Request.
Pick out every line in the data below that holds "donut".

Stored rows.
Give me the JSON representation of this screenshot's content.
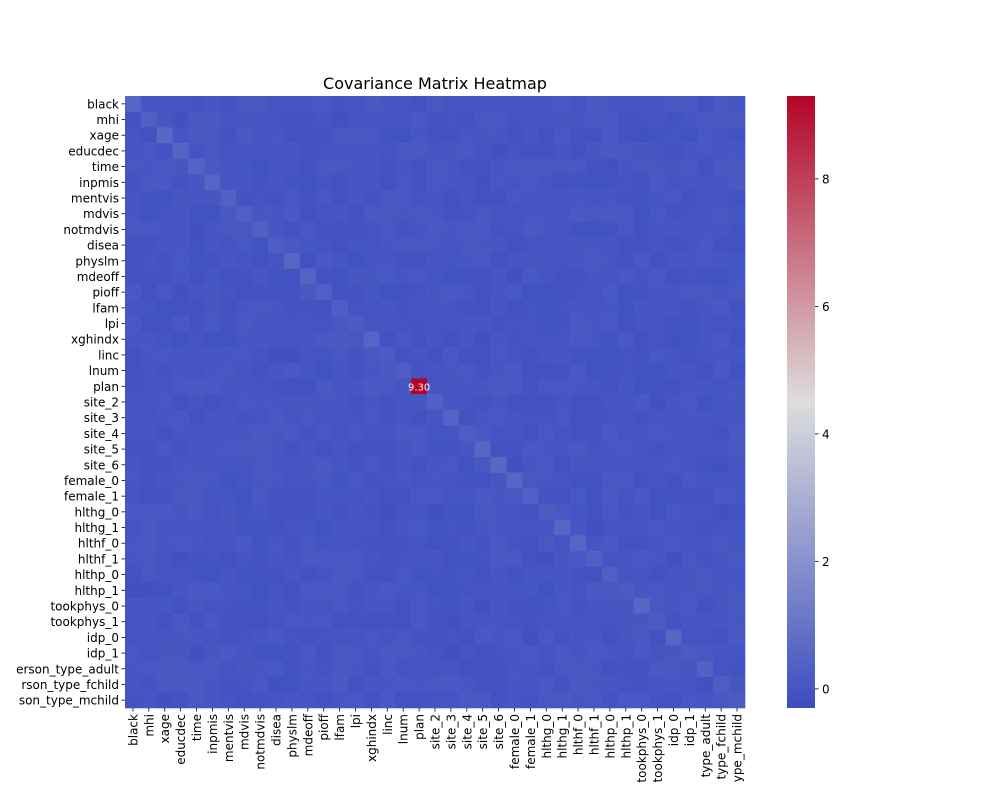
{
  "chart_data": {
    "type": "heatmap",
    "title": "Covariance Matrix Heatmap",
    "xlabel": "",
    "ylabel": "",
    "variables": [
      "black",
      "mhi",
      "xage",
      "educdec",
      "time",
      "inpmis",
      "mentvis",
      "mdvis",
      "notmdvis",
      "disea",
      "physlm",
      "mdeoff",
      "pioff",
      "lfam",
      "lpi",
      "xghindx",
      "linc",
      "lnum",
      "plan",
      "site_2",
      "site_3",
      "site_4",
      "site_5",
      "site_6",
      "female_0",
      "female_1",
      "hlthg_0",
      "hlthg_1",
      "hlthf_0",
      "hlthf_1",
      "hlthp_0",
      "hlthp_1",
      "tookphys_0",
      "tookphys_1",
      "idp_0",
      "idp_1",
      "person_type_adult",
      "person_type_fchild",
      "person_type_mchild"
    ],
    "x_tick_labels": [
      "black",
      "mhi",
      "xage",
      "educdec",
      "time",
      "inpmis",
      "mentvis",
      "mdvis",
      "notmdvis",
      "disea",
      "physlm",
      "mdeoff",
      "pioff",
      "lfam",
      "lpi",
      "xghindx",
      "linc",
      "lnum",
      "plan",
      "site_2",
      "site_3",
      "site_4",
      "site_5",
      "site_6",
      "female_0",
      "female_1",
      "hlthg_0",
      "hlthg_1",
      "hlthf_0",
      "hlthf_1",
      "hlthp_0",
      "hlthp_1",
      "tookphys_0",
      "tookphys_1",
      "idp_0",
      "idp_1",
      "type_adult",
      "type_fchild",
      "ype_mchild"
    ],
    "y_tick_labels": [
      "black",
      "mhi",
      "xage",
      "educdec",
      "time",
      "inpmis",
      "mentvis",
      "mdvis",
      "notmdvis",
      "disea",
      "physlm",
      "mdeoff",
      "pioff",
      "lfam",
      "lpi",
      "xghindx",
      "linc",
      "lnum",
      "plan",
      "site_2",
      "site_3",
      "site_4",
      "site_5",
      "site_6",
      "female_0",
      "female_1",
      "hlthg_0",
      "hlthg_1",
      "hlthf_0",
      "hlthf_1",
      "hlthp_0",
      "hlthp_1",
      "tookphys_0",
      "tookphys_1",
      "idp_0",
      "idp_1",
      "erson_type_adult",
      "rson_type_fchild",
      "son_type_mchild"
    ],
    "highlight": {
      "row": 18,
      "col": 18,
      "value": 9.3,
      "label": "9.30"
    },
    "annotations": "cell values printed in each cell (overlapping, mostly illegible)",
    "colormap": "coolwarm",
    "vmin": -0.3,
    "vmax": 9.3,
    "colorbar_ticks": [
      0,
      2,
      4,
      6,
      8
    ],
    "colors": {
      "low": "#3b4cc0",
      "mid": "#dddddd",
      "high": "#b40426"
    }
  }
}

---

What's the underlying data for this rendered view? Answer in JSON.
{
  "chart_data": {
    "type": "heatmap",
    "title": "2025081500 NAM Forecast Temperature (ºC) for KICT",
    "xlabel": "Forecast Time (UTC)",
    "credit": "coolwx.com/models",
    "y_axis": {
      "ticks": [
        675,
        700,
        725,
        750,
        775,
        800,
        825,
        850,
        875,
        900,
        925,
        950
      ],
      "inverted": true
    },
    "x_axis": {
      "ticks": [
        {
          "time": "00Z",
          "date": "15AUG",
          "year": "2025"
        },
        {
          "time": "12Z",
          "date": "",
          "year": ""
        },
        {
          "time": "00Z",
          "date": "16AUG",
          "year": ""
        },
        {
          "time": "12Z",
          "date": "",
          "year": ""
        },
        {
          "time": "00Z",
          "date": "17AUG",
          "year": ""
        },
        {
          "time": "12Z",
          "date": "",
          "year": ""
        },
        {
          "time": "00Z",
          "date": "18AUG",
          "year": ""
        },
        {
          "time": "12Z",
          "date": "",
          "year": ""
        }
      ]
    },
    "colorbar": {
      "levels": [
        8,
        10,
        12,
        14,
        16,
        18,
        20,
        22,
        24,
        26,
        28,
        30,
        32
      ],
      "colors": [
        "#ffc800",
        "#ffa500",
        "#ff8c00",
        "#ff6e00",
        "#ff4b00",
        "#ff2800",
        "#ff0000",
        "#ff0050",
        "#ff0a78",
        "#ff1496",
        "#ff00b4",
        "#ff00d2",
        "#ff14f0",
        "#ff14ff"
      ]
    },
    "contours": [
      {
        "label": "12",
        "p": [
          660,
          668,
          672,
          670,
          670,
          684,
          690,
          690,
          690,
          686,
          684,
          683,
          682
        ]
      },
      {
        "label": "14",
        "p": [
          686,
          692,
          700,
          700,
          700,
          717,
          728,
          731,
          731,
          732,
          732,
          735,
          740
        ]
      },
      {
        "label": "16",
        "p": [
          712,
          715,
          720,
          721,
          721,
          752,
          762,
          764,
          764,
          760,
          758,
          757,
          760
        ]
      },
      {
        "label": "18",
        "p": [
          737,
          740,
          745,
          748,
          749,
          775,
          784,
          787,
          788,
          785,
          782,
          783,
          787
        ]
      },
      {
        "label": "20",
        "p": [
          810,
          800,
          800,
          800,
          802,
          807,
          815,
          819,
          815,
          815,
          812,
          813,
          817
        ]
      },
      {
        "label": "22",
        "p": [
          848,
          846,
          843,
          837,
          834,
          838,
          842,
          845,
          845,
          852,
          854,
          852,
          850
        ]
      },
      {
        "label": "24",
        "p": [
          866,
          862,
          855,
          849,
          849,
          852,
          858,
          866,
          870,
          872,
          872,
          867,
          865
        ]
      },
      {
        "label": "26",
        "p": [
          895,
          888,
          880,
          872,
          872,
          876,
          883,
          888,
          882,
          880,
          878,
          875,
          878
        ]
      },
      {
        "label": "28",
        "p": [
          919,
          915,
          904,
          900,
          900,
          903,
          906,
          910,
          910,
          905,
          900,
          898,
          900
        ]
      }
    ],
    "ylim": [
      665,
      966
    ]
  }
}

* * *

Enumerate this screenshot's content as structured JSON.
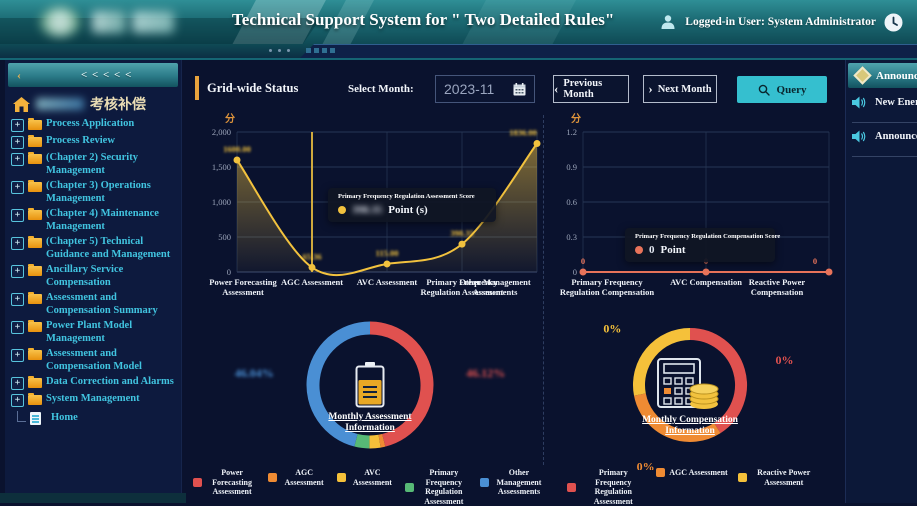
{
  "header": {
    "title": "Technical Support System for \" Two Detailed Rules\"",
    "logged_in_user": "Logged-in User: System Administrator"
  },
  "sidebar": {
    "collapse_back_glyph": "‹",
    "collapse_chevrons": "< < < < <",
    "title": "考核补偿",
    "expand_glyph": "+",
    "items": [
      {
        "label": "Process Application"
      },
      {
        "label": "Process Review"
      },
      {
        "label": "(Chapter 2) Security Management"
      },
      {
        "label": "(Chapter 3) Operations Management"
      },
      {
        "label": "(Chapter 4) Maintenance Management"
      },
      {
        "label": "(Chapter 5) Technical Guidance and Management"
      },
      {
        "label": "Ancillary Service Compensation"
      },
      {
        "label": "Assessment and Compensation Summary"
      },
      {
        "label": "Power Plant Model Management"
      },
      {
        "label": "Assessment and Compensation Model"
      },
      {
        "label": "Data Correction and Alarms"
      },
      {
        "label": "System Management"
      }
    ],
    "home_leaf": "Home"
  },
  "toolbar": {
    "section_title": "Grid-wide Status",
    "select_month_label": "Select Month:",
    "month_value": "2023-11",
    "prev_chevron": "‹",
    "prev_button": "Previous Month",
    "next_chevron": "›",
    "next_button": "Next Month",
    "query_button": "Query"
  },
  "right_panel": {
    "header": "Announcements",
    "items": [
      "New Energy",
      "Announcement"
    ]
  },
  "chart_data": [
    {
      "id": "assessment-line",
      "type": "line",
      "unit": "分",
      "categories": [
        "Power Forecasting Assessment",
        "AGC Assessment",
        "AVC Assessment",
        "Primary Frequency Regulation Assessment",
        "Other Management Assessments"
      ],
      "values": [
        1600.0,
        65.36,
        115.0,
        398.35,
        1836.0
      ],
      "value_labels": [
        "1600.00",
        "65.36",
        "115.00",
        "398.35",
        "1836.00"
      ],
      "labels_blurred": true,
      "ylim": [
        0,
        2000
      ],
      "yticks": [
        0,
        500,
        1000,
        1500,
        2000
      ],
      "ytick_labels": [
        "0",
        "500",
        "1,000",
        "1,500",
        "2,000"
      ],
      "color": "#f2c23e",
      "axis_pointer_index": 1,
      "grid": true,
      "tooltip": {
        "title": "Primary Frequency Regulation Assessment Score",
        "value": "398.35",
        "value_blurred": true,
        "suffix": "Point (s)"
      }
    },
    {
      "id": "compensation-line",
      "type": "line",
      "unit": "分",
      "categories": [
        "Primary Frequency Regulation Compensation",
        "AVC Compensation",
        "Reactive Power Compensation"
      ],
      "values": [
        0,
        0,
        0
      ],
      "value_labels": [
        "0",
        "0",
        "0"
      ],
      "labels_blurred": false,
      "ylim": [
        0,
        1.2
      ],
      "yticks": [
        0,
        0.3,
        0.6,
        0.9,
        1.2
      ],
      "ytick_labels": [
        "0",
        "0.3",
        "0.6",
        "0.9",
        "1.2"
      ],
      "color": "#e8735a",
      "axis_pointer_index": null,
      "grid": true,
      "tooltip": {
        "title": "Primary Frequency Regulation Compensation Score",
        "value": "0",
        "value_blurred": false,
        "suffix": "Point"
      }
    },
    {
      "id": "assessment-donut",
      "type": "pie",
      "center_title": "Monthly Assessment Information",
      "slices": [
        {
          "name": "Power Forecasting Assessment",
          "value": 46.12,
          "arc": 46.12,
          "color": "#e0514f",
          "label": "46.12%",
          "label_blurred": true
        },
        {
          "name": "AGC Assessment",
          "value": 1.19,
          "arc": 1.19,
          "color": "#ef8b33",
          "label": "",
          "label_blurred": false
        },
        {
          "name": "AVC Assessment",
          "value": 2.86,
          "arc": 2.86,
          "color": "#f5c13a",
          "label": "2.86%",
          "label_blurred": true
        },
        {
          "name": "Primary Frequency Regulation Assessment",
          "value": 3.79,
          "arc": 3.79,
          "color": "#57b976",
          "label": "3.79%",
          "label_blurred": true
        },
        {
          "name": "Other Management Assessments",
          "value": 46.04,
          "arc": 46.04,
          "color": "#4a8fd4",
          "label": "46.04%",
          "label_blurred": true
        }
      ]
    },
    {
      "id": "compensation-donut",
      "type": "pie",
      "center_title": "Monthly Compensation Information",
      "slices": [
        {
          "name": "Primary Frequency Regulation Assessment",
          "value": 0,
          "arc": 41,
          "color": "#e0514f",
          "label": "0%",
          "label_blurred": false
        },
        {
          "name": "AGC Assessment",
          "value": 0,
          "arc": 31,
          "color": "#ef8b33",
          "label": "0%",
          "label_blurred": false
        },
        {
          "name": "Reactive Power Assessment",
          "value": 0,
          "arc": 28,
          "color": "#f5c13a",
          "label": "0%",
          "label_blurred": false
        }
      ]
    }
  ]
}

Task answer.
      "id": "assessment-donut",
      "id": "compensation-donut",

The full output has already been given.